-- What you should do --
Please lay out part of the rows below as a numbered list, beginning at the line that contains "x-tick-label-numerator: 1 <box>793" and stopping after the line that contains "y-tick-label: 101 <box>57 114 80 132</box>". Omit any blank lines.

Recorded data:

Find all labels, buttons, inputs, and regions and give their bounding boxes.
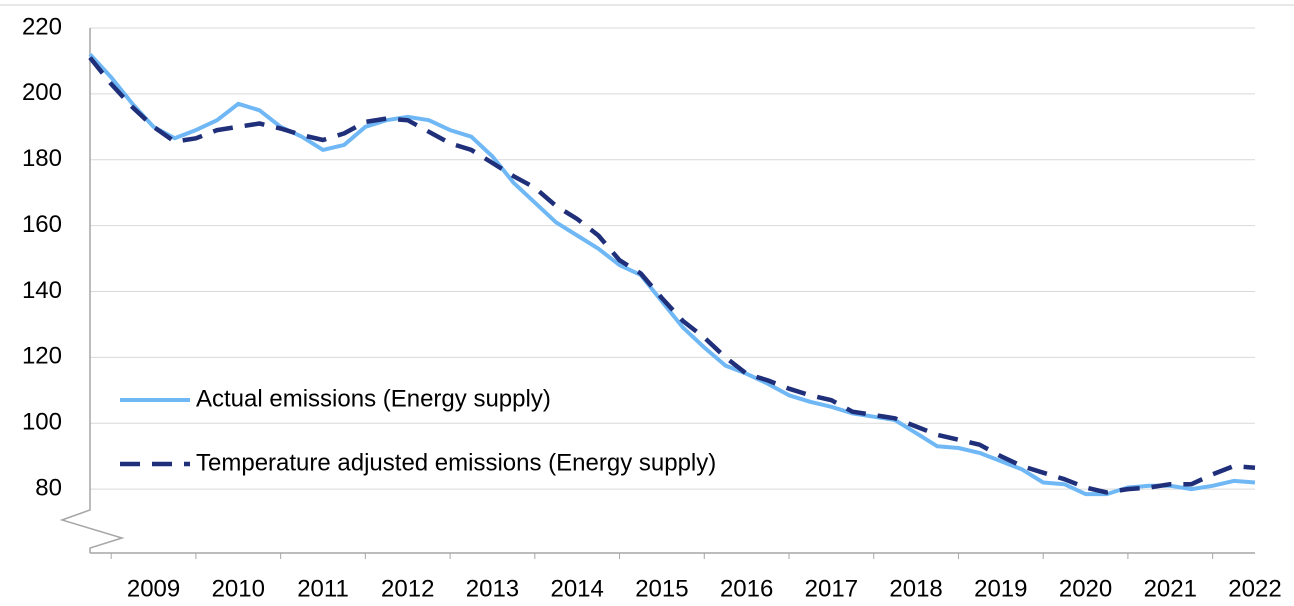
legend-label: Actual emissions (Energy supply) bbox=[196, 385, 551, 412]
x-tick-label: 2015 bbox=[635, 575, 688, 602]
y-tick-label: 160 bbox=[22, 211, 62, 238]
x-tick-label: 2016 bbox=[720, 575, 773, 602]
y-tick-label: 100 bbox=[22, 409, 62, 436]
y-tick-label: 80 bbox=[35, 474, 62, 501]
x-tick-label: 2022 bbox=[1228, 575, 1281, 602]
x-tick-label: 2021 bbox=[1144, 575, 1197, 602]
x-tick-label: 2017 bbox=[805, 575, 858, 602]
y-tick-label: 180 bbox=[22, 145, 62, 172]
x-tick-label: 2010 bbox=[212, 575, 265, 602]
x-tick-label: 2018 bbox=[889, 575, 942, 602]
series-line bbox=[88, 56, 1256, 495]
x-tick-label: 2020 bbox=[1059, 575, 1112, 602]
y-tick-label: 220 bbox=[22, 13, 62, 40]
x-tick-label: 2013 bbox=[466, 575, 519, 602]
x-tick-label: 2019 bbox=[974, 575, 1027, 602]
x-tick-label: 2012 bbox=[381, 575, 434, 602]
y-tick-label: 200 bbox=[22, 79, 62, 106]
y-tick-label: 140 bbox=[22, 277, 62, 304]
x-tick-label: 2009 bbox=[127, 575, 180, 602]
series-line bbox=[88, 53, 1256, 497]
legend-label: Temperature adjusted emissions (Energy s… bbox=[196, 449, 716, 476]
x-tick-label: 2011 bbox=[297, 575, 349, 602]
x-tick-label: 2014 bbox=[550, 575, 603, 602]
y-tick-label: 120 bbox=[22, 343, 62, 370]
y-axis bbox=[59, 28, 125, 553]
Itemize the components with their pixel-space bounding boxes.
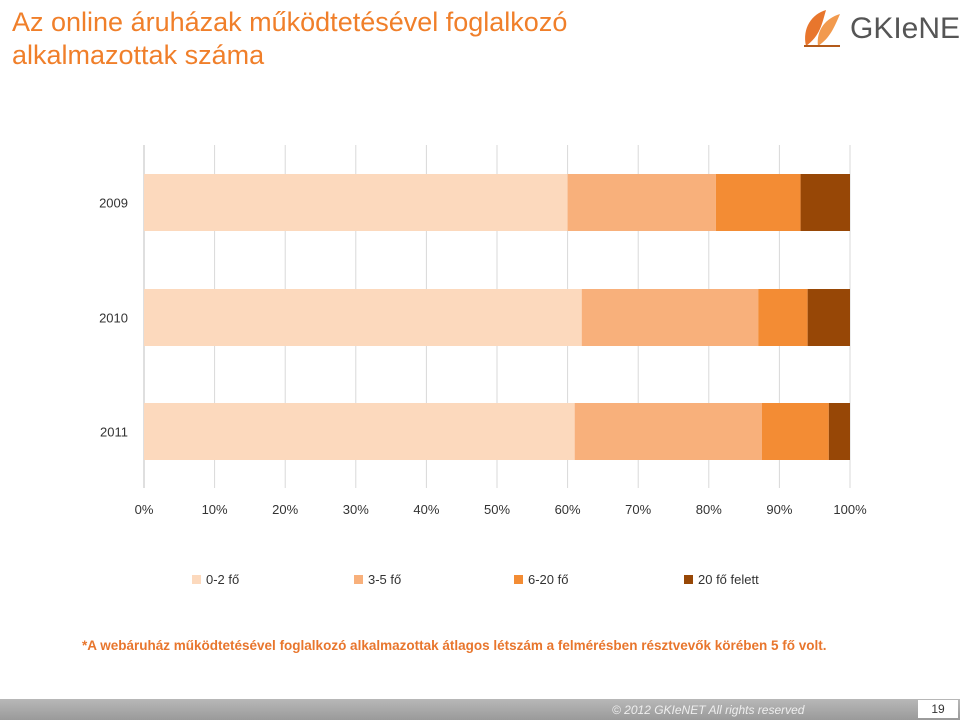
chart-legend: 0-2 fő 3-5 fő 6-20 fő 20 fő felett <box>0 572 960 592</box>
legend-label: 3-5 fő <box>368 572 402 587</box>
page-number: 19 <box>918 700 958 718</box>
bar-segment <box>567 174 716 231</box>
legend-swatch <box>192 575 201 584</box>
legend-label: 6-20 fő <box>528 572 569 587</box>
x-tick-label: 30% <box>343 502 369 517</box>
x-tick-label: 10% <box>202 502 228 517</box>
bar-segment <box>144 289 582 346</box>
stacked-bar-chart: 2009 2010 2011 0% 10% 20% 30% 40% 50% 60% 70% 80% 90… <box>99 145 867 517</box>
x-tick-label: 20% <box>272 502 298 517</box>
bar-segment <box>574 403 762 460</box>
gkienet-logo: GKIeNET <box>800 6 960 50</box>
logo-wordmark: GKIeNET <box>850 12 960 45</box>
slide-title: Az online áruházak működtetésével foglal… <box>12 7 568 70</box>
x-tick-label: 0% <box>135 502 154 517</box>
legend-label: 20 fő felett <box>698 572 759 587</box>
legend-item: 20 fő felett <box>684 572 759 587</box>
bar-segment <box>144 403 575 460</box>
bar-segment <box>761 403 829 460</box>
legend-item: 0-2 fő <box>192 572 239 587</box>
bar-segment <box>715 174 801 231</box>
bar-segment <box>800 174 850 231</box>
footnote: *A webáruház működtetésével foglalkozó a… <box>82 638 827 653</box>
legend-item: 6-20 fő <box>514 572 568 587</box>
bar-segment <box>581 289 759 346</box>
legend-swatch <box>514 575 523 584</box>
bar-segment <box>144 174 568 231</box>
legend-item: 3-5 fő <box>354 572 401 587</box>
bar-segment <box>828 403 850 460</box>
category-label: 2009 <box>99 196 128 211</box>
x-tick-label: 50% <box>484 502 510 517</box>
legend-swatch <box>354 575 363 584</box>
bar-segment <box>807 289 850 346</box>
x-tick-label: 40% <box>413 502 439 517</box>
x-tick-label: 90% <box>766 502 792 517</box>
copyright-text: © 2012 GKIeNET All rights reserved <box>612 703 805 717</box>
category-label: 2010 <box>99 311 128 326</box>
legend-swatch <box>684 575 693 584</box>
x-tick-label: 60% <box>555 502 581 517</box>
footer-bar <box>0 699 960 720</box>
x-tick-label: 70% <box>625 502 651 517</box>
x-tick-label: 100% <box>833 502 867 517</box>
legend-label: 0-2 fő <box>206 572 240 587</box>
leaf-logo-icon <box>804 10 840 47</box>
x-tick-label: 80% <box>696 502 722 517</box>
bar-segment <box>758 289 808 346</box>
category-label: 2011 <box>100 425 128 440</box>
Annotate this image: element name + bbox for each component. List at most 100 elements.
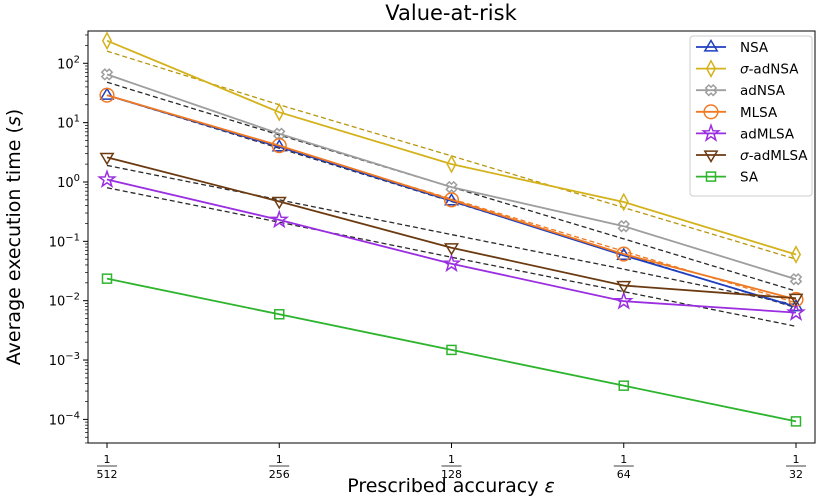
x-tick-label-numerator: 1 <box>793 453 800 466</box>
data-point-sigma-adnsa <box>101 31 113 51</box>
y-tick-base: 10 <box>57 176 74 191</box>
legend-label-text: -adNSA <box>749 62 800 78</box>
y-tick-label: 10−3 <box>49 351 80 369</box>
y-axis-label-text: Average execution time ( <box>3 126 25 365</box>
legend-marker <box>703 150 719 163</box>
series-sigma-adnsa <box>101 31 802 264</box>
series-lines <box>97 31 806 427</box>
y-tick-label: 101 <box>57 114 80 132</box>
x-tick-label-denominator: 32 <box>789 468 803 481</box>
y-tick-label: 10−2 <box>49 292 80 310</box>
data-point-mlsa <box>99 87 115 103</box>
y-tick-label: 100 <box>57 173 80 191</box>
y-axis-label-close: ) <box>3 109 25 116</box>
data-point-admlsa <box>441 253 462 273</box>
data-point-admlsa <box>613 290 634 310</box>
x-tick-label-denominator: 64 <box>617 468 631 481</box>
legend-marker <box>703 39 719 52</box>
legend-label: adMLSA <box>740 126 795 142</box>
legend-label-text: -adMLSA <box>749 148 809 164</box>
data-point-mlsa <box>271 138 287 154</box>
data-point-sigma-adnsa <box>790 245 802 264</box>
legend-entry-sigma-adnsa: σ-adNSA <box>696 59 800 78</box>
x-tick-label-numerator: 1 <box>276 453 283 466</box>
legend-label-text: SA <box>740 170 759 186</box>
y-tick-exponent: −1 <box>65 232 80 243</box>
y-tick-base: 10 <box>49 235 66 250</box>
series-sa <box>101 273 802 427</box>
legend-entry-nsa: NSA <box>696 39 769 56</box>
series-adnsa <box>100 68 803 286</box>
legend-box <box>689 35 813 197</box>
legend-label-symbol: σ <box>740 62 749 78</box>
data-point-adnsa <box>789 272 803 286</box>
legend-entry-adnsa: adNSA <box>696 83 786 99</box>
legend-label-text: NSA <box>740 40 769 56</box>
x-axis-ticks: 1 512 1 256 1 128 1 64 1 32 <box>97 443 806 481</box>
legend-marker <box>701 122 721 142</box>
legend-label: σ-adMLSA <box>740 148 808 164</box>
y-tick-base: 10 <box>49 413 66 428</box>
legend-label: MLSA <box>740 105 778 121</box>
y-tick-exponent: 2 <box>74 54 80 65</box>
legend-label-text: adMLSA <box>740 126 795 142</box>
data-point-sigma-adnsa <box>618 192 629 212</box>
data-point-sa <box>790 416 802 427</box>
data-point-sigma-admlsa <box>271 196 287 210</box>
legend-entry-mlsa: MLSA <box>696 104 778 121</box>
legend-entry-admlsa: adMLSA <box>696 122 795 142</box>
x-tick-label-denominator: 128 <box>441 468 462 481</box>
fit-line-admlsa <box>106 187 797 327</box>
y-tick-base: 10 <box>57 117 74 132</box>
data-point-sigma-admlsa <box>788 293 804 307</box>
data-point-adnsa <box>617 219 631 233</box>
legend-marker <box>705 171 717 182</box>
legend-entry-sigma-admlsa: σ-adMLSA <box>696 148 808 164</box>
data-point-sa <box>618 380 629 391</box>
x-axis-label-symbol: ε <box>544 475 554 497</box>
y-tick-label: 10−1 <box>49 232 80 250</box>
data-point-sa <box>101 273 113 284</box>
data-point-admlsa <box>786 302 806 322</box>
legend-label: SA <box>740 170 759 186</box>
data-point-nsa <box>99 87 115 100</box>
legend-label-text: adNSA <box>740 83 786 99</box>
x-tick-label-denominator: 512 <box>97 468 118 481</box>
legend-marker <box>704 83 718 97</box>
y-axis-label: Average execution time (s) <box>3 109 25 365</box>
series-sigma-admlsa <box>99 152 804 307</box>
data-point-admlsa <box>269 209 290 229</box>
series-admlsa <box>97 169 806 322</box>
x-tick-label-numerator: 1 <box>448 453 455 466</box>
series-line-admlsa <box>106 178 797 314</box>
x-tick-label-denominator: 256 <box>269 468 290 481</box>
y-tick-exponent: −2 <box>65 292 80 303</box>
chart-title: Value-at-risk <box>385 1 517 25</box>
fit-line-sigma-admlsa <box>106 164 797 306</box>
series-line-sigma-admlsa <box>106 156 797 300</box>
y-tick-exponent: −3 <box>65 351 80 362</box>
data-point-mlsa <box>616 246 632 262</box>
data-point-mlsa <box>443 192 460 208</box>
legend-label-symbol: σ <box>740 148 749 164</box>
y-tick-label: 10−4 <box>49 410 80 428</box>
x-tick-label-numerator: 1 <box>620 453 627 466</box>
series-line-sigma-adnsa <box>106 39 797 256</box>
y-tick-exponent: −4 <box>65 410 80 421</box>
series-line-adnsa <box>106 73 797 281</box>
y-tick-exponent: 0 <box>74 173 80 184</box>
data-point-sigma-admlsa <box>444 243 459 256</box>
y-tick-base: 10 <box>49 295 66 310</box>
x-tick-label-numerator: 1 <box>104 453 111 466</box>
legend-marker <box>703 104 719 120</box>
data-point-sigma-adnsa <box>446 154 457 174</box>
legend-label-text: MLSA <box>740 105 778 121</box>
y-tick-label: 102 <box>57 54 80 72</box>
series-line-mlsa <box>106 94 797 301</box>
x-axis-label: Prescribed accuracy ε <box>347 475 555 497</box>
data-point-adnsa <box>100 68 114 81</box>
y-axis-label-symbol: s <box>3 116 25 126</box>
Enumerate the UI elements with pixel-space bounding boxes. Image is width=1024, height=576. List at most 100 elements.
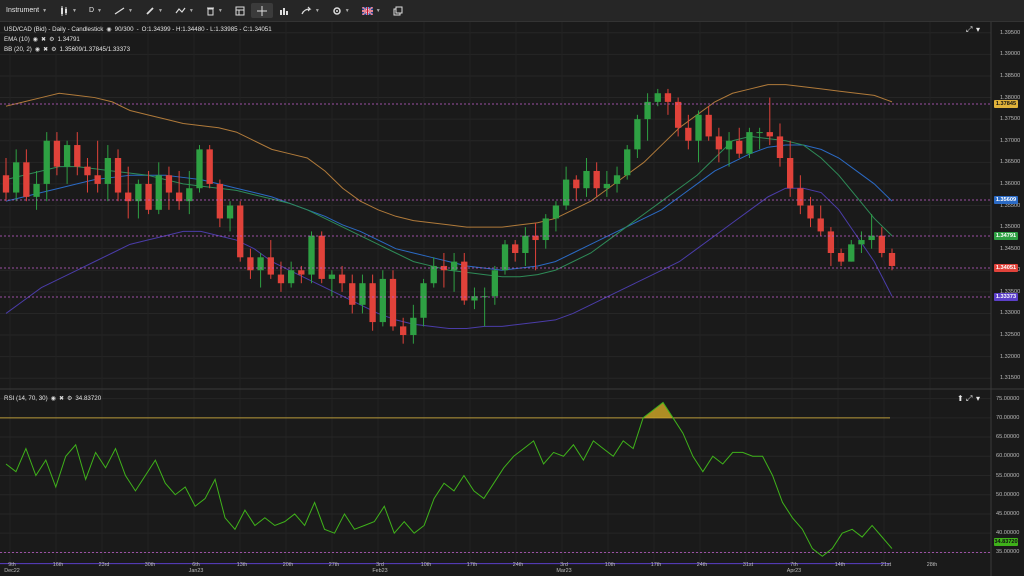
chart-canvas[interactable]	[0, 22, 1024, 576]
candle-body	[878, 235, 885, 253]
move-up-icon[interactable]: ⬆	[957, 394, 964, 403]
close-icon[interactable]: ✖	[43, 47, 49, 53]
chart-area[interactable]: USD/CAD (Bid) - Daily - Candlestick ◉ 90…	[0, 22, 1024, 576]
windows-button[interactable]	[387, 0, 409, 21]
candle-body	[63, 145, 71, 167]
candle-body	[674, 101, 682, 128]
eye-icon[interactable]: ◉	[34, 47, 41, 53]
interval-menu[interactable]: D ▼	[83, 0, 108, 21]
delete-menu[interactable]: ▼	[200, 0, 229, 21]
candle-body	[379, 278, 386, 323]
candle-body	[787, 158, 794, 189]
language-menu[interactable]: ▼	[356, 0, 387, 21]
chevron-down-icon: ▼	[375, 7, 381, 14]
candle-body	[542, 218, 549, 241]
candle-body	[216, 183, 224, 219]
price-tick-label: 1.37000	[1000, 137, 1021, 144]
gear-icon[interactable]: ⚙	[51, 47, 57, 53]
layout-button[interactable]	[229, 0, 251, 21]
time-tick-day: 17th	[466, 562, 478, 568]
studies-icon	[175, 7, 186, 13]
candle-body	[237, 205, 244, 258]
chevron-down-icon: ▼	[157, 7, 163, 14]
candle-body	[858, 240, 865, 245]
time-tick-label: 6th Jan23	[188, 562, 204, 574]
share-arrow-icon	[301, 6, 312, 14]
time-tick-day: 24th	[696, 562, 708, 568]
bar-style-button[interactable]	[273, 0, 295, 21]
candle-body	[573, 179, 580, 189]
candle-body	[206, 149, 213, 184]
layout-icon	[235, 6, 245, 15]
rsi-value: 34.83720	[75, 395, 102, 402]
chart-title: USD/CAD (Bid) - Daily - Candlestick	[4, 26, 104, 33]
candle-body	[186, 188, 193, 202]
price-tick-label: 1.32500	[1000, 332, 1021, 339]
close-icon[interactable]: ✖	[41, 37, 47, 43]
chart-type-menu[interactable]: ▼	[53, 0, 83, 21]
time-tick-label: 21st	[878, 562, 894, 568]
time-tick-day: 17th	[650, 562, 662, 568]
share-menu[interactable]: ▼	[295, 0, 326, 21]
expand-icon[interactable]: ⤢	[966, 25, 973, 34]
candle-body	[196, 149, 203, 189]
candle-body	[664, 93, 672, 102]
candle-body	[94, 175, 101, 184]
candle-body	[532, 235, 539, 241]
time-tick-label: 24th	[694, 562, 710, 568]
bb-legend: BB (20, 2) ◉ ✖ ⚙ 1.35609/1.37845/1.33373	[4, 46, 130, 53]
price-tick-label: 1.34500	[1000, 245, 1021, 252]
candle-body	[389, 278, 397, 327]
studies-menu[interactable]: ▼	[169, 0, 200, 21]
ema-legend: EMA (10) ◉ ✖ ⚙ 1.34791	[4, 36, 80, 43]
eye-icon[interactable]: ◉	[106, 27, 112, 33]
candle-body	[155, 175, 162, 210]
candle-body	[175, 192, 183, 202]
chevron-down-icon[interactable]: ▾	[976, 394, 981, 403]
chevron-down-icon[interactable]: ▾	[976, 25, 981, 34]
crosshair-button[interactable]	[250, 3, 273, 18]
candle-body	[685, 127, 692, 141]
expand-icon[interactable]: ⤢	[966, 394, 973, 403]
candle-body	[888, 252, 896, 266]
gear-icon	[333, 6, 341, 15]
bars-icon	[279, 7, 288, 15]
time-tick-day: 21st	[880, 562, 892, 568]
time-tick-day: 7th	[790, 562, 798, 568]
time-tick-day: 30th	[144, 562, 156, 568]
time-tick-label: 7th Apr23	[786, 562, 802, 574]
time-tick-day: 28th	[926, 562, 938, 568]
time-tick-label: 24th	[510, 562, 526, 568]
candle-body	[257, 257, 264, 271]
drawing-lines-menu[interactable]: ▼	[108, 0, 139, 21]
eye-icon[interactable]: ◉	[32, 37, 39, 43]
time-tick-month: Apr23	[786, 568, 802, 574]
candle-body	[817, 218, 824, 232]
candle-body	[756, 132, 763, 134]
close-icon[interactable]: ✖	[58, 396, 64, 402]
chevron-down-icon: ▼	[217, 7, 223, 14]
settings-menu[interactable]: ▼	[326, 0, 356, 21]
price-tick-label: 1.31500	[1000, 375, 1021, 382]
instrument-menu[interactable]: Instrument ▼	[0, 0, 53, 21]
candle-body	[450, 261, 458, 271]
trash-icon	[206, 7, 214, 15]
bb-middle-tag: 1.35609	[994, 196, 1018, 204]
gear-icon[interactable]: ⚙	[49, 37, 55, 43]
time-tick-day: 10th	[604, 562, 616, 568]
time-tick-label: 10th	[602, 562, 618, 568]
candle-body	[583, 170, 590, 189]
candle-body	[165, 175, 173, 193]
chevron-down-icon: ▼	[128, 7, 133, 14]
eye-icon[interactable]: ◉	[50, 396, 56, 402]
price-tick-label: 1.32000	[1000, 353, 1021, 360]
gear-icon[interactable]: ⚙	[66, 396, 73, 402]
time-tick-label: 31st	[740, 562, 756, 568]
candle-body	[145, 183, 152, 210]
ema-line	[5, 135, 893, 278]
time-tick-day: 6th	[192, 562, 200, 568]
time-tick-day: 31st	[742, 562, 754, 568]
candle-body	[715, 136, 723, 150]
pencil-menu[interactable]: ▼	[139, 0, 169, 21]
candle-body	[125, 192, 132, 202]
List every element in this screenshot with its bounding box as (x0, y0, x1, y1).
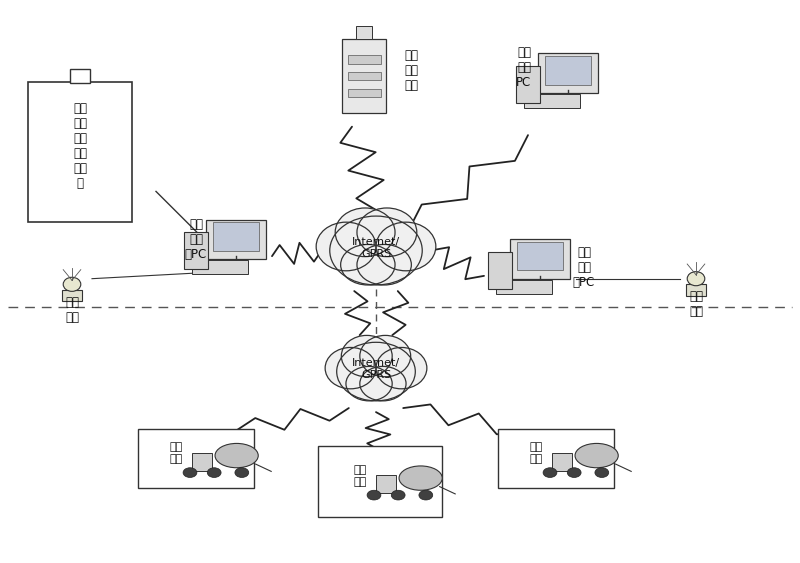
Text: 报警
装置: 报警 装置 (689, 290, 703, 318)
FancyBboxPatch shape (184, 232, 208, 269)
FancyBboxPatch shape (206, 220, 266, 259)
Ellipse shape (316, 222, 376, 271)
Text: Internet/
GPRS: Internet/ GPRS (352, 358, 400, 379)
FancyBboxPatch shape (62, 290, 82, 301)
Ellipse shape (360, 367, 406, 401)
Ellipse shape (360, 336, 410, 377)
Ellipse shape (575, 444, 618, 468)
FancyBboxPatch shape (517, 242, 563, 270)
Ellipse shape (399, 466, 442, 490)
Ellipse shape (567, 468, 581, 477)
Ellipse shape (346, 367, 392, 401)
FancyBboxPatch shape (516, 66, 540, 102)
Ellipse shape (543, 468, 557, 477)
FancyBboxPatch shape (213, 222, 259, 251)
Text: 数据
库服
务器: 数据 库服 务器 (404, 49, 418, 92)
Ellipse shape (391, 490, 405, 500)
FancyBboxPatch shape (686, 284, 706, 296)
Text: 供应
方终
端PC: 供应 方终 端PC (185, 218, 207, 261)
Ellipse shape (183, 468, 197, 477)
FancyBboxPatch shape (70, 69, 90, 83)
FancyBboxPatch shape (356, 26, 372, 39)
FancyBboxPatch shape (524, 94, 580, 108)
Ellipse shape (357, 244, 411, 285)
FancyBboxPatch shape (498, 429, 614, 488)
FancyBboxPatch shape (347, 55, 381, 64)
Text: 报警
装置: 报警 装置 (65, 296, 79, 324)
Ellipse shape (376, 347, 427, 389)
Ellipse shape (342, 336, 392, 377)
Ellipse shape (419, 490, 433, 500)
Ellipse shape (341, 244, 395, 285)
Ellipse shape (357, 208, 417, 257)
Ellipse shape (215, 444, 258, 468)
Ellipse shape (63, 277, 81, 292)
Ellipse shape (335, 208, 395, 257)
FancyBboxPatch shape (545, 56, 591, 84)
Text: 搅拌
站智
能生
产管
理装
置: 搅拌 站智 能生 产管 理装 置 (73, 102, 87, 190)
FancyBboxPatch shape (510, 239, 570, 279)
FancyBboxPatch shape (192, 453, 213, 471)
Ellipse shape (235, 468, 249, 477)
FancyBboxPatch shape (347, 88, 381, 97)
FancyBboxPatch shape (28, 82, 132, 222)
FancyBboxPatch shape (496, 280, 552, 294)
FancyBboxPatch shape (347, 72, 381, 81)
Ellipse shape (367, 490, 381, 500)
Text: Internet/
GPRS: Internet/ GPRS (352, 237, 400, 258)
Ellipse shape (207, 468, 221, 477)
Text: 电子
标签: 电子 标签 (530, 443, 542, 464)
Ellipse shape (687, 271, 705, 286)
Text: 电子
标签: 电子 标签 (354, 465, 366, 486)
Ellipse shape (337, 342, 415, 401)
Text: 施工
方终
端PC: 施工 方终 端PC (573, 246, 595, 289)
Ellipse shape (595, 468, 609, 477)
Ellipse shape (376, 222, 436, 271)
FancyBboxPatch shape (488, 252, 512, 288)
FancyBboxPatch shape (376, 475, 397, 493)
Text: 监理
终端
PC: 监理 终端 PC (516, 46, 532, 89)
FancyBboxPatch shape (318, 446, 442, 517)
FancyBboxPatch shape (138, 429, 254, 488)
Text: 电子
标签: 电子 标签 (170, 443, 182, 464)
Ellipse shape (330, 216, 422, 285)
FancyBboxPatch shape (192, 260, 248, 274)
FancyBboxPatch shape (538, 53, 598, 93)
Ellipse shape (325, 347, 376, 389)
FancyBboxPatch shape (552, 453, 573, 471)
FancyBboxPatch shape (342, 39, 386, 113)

-- Correct output --
1. x-tick-label-numerator: 1 <box>793 453 800 466</box>
2. data-point-sigma-adnsa <box>101 31 113 51</box>
3. y-tick-base: 10 <box>57 176 74 191</box>
4. legend-label-text: -adNSA <box>749 62 800 78</box>
5. y-tick-label: 10−3 <box>49 351 80 369</box>
6. y-axis-label-text: Average execution time ( <box>3 126 25 365</box>
7. legend-marker <box>703 150 719 163</box>
8. series-sigma-adnsa <box>101 31 802 264</box>
9. series-lines <box>97 31 806 427</box>
10. y-tick-label: 101 <box>57 114 80 132</box>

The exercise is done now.